----- Quoted text

Ilya Enkovich Oct. 10, 2014, 5:29 p.m. UTC | #2
2014-10-10 21:10 GMT+04:00 Uros Bizjak <ubizjak@gmail.com>:
> On Wed, Oct 1, 2014 at 8:57 PM, Vladimir Makarov <vmakarov@redhat.com> wrote:
>
>> The problem is in code introduced by Bernd in IRA and caller-saves.c in
>> 2012.  It is basically an optimization for functions returning always the
>> same result as one argument (e.g. memcpy returning 1st argument).
>>
>> There are two possible solutions.  First one is to prohibit the
>> optimizations when there is a parallel in SET.  Second one is to go deeper
>> if the call result is guaranteed in the first element which is true for the
>> patch.
>
> I suspect that the first solution will regress
> gcc.target/i386/retarg.c on i686 - that testcase test if referred
> optimization is effective. All things equal, I think we should go with
> the second solution.

The first solutions is in trunk since October 3
(https://gcc.gnu.org/ml/gcc-cvs/2014-10/msg00094.html) and I don't see
such fail.  Patch actually just checks for a case which never occurs
right now and therefore should be quite safe.

Ilya

>
>> For the first solution, the patch would be
>>
>> Index: lra-constraints.c
>> ===================================================================
>> --- lra-constraints.c   (revision 215748)

----------
----- Data lines

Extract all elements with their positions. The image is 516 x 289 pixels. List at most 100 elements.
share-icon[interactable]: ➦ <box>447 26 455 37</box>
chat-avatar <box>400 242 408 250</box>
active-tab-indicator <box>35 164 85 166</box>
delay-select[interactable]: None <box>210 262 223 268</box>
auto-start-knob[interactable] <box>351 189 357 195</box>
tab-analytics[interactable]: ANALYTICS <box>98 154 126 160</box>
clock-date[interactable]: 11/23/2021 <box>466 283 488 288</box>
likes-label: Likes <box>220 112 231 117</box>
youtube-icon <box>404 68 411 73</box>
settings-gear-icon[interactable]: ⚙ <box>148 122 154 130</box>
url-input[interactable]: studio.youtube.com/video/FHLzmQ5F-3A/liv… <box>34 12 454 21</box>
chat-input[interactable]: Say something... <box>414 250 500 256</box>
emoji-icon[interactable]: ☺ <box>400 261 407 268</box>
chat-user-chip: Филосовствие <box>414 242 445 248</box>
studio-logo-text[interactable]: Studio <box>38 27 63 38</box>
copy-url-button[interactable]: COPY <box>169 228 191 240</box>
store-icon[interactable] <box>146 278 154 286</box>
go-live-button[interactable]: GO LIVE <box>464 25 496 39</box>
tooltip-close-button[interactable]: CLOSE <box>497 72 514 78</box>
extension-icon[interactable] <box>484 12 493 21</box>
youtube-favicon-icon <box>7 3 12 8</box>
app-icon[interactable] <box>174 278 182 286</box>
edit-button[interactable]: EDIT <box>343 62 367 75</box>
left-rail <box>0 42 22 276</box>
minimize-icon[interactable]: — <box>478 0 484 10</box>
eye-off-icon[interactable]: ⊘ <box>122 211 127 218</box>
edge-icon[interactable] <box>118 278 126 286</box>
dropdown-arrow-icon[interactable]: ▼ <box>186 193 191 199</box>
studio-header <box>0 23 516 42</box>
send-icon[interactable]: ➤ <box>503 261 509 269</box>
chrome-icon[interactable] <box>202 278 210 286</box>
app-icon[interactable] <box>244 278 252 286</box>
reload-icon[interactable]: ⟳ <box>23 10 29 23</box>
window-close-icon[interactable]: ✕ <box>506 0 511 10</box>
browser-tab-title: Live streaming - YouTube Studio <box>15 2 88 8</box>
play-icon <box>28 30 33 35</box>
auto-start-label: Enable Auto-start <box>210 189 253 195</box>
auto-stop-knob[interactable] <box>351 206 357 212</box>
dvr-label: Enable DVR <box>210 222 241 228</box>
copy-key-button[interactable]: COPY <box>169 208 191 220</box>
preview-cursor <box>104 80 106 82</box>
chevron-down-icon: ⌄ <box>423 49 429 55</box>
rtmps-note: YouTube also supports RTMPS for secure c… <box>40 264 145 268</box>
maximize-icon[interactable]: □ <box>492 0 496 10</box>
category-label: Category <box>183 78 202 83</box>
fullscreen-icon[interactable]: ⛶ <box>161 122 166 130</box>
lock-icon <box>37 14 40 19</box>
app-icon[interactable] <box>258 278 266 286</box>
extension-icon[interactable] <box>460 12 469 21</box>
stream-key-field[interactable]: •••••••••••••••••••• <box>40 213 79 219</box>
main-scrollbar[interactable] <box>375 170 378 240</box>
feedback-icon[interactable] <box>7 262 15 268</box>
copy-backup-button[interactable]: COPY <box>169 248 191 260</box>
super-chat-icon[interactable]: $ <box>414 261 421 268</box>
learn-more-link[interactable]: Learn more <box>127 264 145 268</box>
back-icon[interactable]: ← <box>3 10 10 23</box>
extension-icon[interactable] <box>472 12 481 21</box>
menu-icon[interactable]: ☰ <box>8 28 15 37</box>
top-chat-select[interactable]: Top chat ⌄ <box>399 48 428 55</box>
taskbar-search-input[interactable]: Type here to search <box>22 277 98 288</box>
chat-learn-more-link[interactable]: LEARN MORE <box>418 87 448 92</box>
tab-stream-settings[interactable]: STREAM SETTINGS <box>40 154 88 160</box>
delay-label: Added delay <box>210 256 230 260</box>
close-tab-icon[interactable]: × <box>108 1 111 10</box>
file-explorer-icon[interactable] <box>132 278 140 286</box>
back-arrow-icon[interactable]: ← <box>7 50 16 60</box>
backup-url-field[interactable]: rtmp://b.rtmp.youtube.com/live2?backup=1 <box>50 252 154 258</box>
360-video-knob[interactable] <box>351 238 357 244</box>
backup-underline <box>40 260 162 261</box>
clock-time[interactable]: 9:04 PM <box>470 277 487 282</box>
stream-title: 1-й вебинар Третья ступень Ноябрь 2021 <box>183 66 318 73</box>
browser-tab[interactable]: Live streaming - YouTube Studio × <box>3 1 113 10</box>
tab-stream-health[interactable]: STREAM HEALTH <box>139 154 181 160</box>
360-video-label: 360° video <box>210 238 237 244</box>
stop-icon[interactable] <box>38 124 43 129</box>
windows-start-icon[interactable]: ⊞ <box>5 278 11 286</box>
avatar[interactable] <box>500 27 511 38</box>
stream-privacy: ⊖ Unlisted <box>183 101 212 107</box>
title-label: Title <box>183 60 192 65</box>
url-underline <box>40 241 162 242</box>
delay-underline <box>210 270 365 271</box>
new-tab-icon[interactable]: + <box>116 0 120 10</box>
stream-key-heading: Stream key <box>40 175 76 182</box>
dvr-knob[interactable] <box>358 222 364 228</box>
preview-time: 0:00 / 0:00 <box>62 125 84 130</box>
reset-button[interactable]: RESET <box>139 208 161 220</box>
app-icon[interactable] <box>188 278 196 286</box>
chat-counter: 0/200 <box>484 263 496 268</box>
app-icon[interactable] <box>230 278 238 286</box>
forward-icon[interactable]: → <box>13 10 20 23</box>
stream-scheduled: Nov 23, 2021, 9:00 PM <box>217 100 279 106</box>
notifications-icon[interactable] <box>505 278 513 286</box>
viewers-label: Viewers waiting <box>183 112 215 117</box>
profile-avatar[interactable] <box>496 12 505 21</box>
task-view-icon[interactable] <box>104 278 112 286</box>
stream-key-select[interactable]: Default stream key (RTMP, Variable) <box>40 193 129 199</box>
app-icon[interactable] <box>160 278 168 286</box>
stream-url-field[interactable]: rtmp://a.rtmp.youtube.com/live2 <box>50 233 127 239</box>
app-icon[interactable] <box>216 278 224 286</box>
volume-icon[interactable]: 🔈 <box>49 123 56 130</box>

----------

* **Directive**:
Continue the mailing list reply about the call-result optimization in IRA and caller-saves.c, starting right after its last line.

* **Result of this exercise**:
>> +++ lra-constraints.c   (working copy)
>> @@ -5348,16 +5348,19 @@
>>                   if (GET_CODE (pat) == PARALLEL)
>>                     pat = XVECEXP (pat, 0, 0);
>>                   dest = SET_DEST (pat);
>> -                 start_sequence ();
>> -                 emit_move_insn (cheap, copy_rtx (dest));
>> -                 restore = get_insns ();
>> -                 end_sequence ();
>> -                 lra_process_new_insns (curr_insn, NULL, restore,
>> -                                        "Inserting call parameter
>> restore");
>> -                 /* We don't need to save/restore of the pseudo from
>> -                    this call.  */
>> -                 usage_insns[regno].calls_num = calls_num;
>> -                 bitmap_set_bit (&check_only_regs, regno);
>> +                 if (REG_P (dest))
>> +                   {
>> +                     start_sequence ();
>> +                     emit_move_insn (cheap, copy_rtx (dest));
>> +                     restore = get_insns ();
>> +                     end_sequence ();
>> +                     lra_process_new_insns (curr_insn, NULL, restore,
>> +                                            "Inserting call parameter
>> restore");
>> +                     /* We don't need to save/restore of the pseudo
>> +                        from this call.  */
>> +                     usage_insns[regno].calls_num = calls_num;
>> +                     bitmap_set_bit (&check_only_regs, regno);
>> +                   }
>>                 }
>>             }
>>           to_inherit_num = 0;
>>
>>
>> For the second solution, the patch is
>>
>>
>> Index: lra-constraints.c
>> ===================================================================
>> --- lra-constraints.c   (revision 215748)
>> +++ lra-constraints.c   (working copy)
>> @@ -5348,16 +5348,25 @@
>>                   if (GET_CODE (pat) == PARALLEL)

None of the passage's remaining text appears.